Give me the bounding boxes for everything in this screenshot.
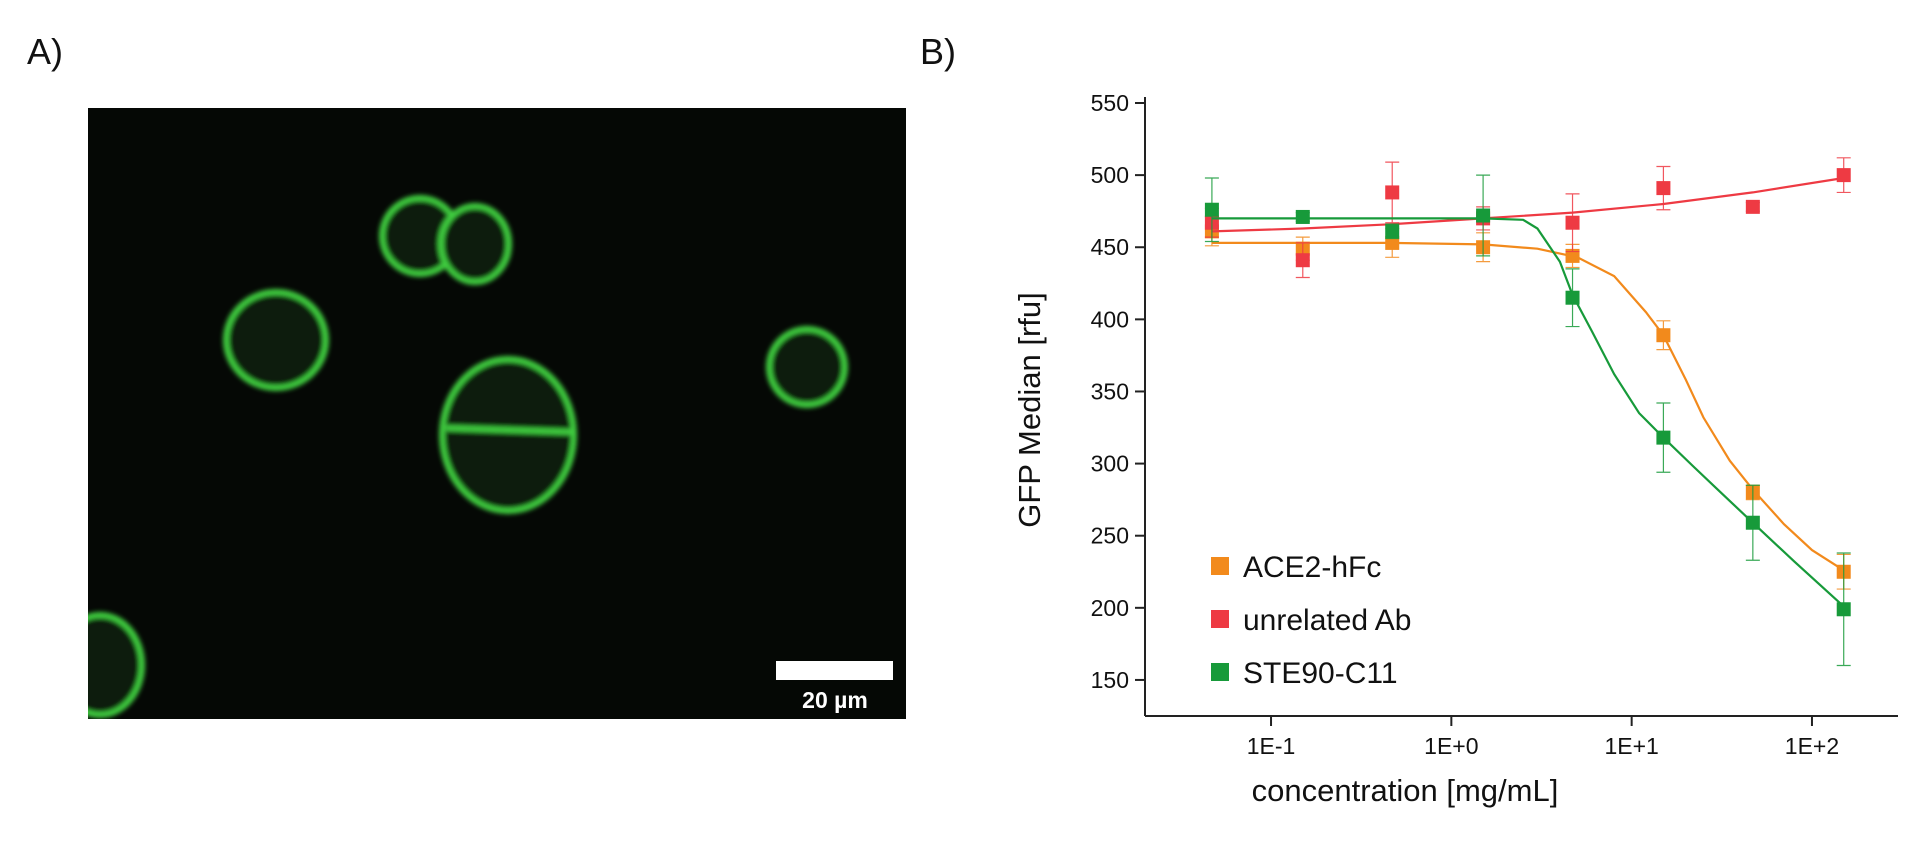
y-tick-label: 400 [1091, 306, 1129, 332]
data-point [1295, 209, 1310, 224]
data-point [1836, 602, 1851, 617]
data-point [1656, 430, 1671, 445]
x-axis-label: concentration [mg/mL] [1252, 773, 1559, 808]
cell [766, 326, 848, 408]
y-tick-label: 500 [1091, 162, 1129, 188]
data-point [1565, 290, 1580, 305]
fit-line [1211, 176, 1844, 233]
data-point [1656, 181, 1671, 196]
legend-label: ACE2-hFc [1243, 551, 1381, 584]
cell [439, 356, 577, 514]
legend-swatch [1211, 610, 1229, 628]
fit-line [1211, 241, 1845, 572]
y-tick-label: 200 [1091, 595, 1129, 621]
cells [88, 195, 848, 718]
y-tick-label: 350 [1091, 378, 1129, 404]
panel-label: A) [27, 31, 63, 72]
scale-bar [776, 661, 893, 680]
data-point [1385, 235, 1400, 250]
y-tick-label: 450 [1091, 234, 1129, 260]
y-tick-label: 150 [1091, 667, 1129, 693]
x-tick-label: 1E-1 [1247, 733, 1296, 759]
plot: 150 200 250 300 350 400 450 500 550 1E-1 1E+0 1E+1 1… [1091, 90, 1898, 759]
fit-line [1211, 217, 1845, 608]
data-point [1565, 215, 1580, 230]
x-tick-label: 1E+0 [1424, 733, 1478, 759]
legend-swatch [1211, 663, 1229, 681]
data-point [1836, 168, 1851, 183]
y-tick-label: 300 [1091, 451, 1129, 477]
panel-label: B) [920, 31, 956, 72]
x-tick-label: 1E+2 [1785, 733, 1839, 759]
legend-swatch [1211, 557, 1229, 575]
y-tick-label: 550 [1091, 90, 1129, 116]
cell [88, 612, 145, 718]
data-point [1565, 248, 1580, 263]
data-point [1385, 185, 1400, 200]
x-tick-label: 1E+1 [1604, 733, 1658, 759]
cell [438, 203, 512, 285]
legend-label: unrelated Ab [1243, 604, 1411, 637]
data-point [1295, 253, 1310, 268]
data-point [1745, 199, 1760, 214]
y-axis-label: GFP Median [rfu] [1012, 292, 1047, 527]
data-point [1656, 328, 1671, 343]
data-point [1204, 202, 1219, 217]
scale-bar-label: 20 µm [802, 687, 868, 713]
cell [223, 289, 329, 391]
cell-division [445, 425, 573, 435]
data-point [1385, 224, 1400, 239]
legend-label: STE90-C11 [1243, 657, 1398, 690]
y-tick-label: 250 [1091, 523, 1129, 549]
data-point [1476, 208, 1491, 223]
data-point [1745, 515, 1760, 530]
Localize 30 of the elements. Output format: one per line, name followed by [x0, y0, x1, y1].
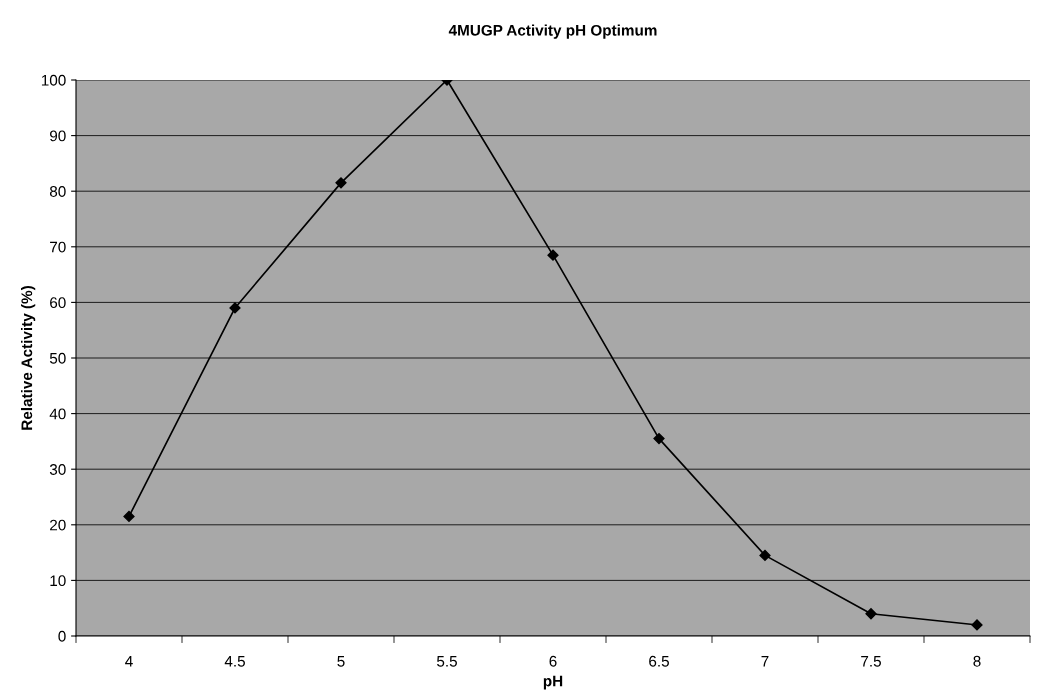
point: [759, 549, 771, 561]
point: [653, 433, 665, 445]
y-tick-label: 20: [50, 519, 66, 531]
y-tick-label: 80: [49, 186, 66, 197]
point: [865, 608, 877, 620]
y-tick-label: 50: [49, 352, 66, 364]
x-tick-label: 4.5: [224, 656, 245, 667]
x-tick-label: 6: [549, 655, 557, 667]
point: [335, 177, 347, 189]
y-tick-label: 60: [50, 297, 66, 309]
x-tick-label: 5: [337, 656, 345, 667]
y-tick-label: 0: [58, 630, 66, 642]
point: [971, 619, 983, 631]
x-tick-label: 6.5: [649, 655, 669, 667]
y-tick-label: 100: [41, 74, 66, 86]
y-tick-label: 40: [49, 408, 66, 420]
x-tick-label: 4: [125, 656, 133, 667]
x-tick-label: 5.5: [436, 656, 457, 667]
x-tick-label: 7.5: [861, 656, 881, 667]
chart-title: 4MUGP Activity pH Optimum: [448, 24, 657, 39]
x-tick-label: 7: [761, 656, 769, 667]
point: [123, 510, 135, 523]
y-tick-label: 70: [50, 241, 66, 253]
y-tick-label: 90: [50, 130, 66, 142]
y-tick-label: 30: [49, 464, 66, 475]
y-tick-label: 10: [50, 575, 66, 587]
x-axis-title: pH: [543, 675, 563, 690]
point: [547, 249, 559, 261]
x-tick-label: 8: [973, 655, 981, 667]
y-axis-title: Relative Activity (%): [20, 286, 36, 430]
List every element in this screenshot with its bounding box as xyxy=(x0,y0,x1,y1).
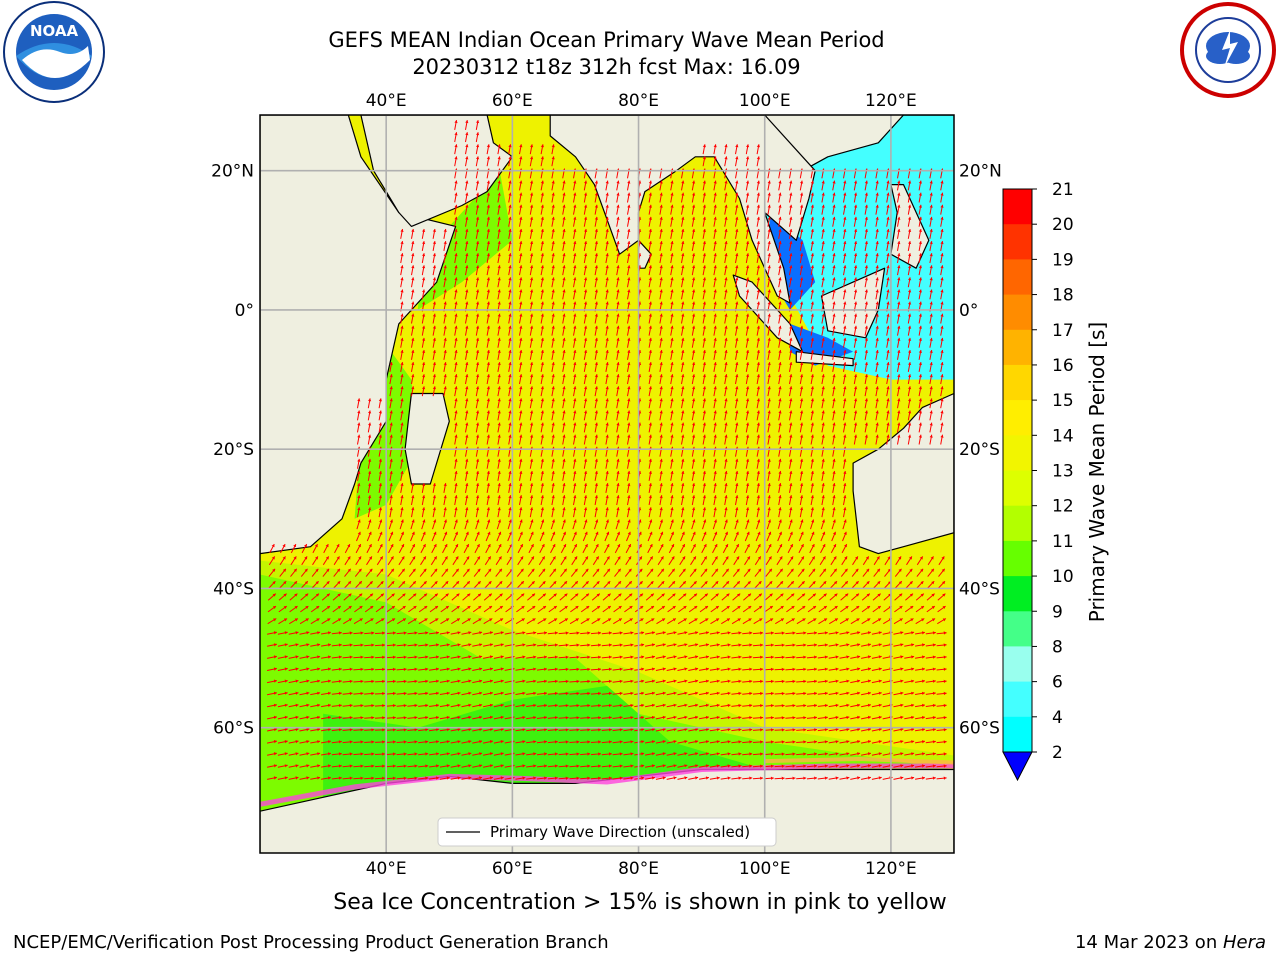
legend-box xyxy=(437,817,777,847)
lon-tick-top: 60°E xyxy=(492,91,533,111)
lat-tick-left: 40°S xyxy=(213,579,254,599)
colorbar-swatch xyxy=(1003,681,1032,718)
lat-tick-left: 20°N xyxy=(211,162,254,182)
colorbar-tick-label: 19 xyxy=(1052,250,1074,270)
noaa-logo: NOAA xyxy=(3,1,105,103)
lat-tick-right: 40°S xyxy=(959,579,1000,599)
colorbar-swatch xyxy=(1003,576,1032,612)
lon-tick-top: 100°E xyxy=(739,91,791,111)
colorbar-tick-label: 9 xyxy=(1052,602,1063,622)
lon-tick-bottom: 100°E xyxy=(739,859,791,879)
colorbar-tick-label: 17 xyxy=(1052,321,1074,341)
map-layers xyxy=(260,115,954,853)
colorbar-swatch xyxy=(1003,435,1032,471)
colorbar-tick-label: 14 xyxy=(1052,426,1074,446)
colorbar-tick-label: 16 xyxy=(1052,356,1074,376)
lat-tick-left: 20°S xyxy=(213,440,254,460)
lon-tick-bottom: 60°E xyxy=(492,859,533,879)
colorbar-swatch xyxy=(1003,364,1032,401)
colorbar xyxy=(1002,188,1037,782)
lat-tick-left: 60°S xyxy=(213,719,254,739)
lat-tick-right: 0° xyxy=(959,301,978,321)
colorbar-tick-label: 18 xyxy=(1052,286,1074,306)
footer-credit: NCEP/EMC/Verification Post Processing Pr… xyxy=(13,932,609,953)
lon-tick-top: 40°E xyxy=(366,91,407,111)
land-java xyxy=(795,351,854,367)
lon-tick-bottom: 80°E xyxy=(618,859,659,879)
colorbar-label: Primary Wave Mean Period [s] xyxy=(1085,321,1109,623)
colorbar-swatch xyxy=(1003,540,1032,577)
map-title: GEFS MEAN Indian Ocean Primary Wave Mean… xyxy=(328,28,885,52)
colorbar-swatch xyxy=(1003,611,1032,647)
colorbar-tick-label: 12 xyxy=(1052,497,1074,517)
wave-direction-arrows xyxy=(267,120,947,780)
legend-label: Primary Wave Direction (unscaled) xyxy=(490,823,750,841)
footer-date: 14 Mar 2023 on Hera xyxy=(1075,932,1266,953)
map-frame xyxy=(259,114,955,854)
colorbar-swatch xyxy=(1003,329,1032,366)
lat-tick-left: 0° xyxy=(235,301,254,321)
footer-date-text: 14 Mar 2023 on xyxy=(1074,932,1223,953)
colorbar-swatch xyxy=(1003,259,1032,296)
colorbar-swatch xyxy=(1003,505,1032,542)
map-subtitle: 20230312 t18z 312h fcst Max: 16.09 xyxy=(412,55,801,79)
colorbar-tick-label: 6 xyxy=(1052,673,1063,693)
colorbar-swatch xyxy=(1003,400,1032,436)
colorbar-tick-label: 20 xyxy=(1052,215,1074,235)
colorbar-tick-label: 15 xyxy=(1052,391,1074,411)
colorbar-swatch xyxy=(1003,716,1032,753)
lon-tick-bottom: 40°E xyxy=(366,859,407,879)
sea-ice-note: Sea Ice Concentration > 15% is shown in … xyxy=(333,890,947,915)
colorbar-swatch xyxy=(1003,189,1032,225)
colorbar-tick-label: 11 xyxy=(1052,532,1074,552)
colorbar-tick-label: 21 xyxy=(1052,180,1074,200)
lon-tick-top: 80°E xyxy=(618,91,659,111)
land-australia xyxy=(852,392,954,555)
colorbar-extend xyxy=(1002,751,1033,782)
colorbar-swatch xyxy=(1003,224,1032,260)
lon-tick-bottom: 120°E xyxy=(865,859,917,879)
sea-ice-band-2 xyxy=(764,756,954,765)
colorbar-swatch xyxy=(1003,294,1032,331)
nws-logo xyxy=(1180,2,1276,98)
colorbar-tick-label: 13 xyxy=(1052,462,1074,482)
colorbar-tick-label: 4 xyxy=(1052,708,1063,728)
lon-tick-top: 120°E xyxy=(865,91,917,111)
colorbar-tick-label: 8 xyxy=(1052,637,1063,657)
noaa-logo-text: NOAA xyxy=(30,22,79,40)
map-gridlines xyxy=(260,115,954,853)
colorbar-swatch xyxy=(1003,470,1032,507)
colorbar-tick-label: 10 xyxy=(1052,567,1074,587)
colorbar-tick-label: 2 xyxy=(1052,743,1063,763)
lat-tick-right: 20°N xyxy=(959,162,1002,182)
sea-ice-band xyxy=(260,763,954,807)
lat-tick-right: 60°S xyxy=(959,719,1000,739)
lat-tick-right: 20°S xyxy=(959,440,1000,460)
colorbar-swatch xyxy=(1003,646,1032,683)
footer-host: Hera xyxy=(1222,932,1266,953)
arrow-legend: Primary Wave Direction (unscaled) xyxy=(437,817,777,847)
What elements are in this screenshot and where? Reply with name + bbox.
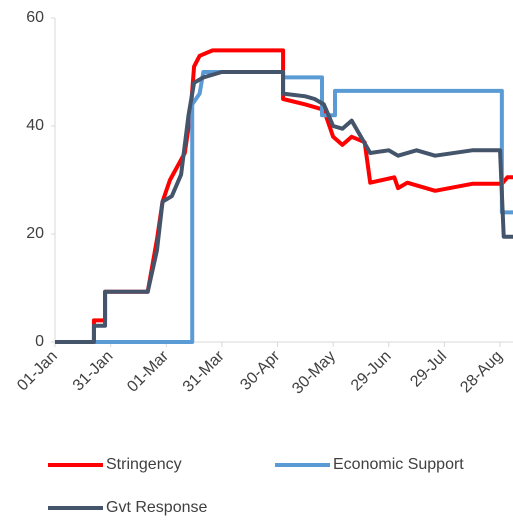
x-tick-label: 01-Jan [14,348,61,395]
y-tick-label: 20 [26,225,44,242]
legend-label: Stringency [106,456,182,473]
series-line [55,70,513,344]
x-tick-label: 31-Mar [180,347,228,395]
x-tick-label: 30-Apr [237,347,283,393]
y-tick-label: 0 [35,333,44,350]
y-tick-label: 40 [26,117,44,134]
x-tick-label: 30-May [289,348,339,398]
x-tick-label: 28-Aug [457,348,506,397]
x-tick-label: 01-Mar [124,347,172,395]
legend-label: Gvt Response [106,499,207,516]
x-tick-label: 29-Jun [348,348,395,395]
legend-label: Economic Support [333,456,464,473]
x-tick-label: 29-Jul [407,348,450,391]
x-tick-label: 31-Jan [70,348,117,395]
y-tick-label: 60 [26,9,44,26]
series-line [55,70,513,344]
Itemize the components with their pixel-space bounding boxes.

|---|

§ AIM OF THE EXERCISE
Please copy verbatim the lines starting at the line that contains "y-tick-label: 400 [1091, 306, 1129, 332]" and ending at the line that contains "legend-label: ACE2-hFc [1243, 551, 1381, 584]", with both of those lines included.

§ EXERCISE OUTPUT
y-tick-label: 400 [1091, 306, 1129, 332]
data-point [1295, 209, 1310, 224]
data-point [1836, 602, 1851, 617]
data-point [1656, 430, 1671, 445]
x-axis-label: concentration [mg/mL] [1252, 773, 1559, 808]
cell [766, 326, 848, 408]
y-tick-label: 500 [1091, 162, 1129, 188]
data-point [1565, 290, 1580, 305]
fit-line [1211, 176, 1844, 233]
data-point [1656, 181, 1671, 196]
legend-label: ACE2-hFc [1243, 551, 1381, 584]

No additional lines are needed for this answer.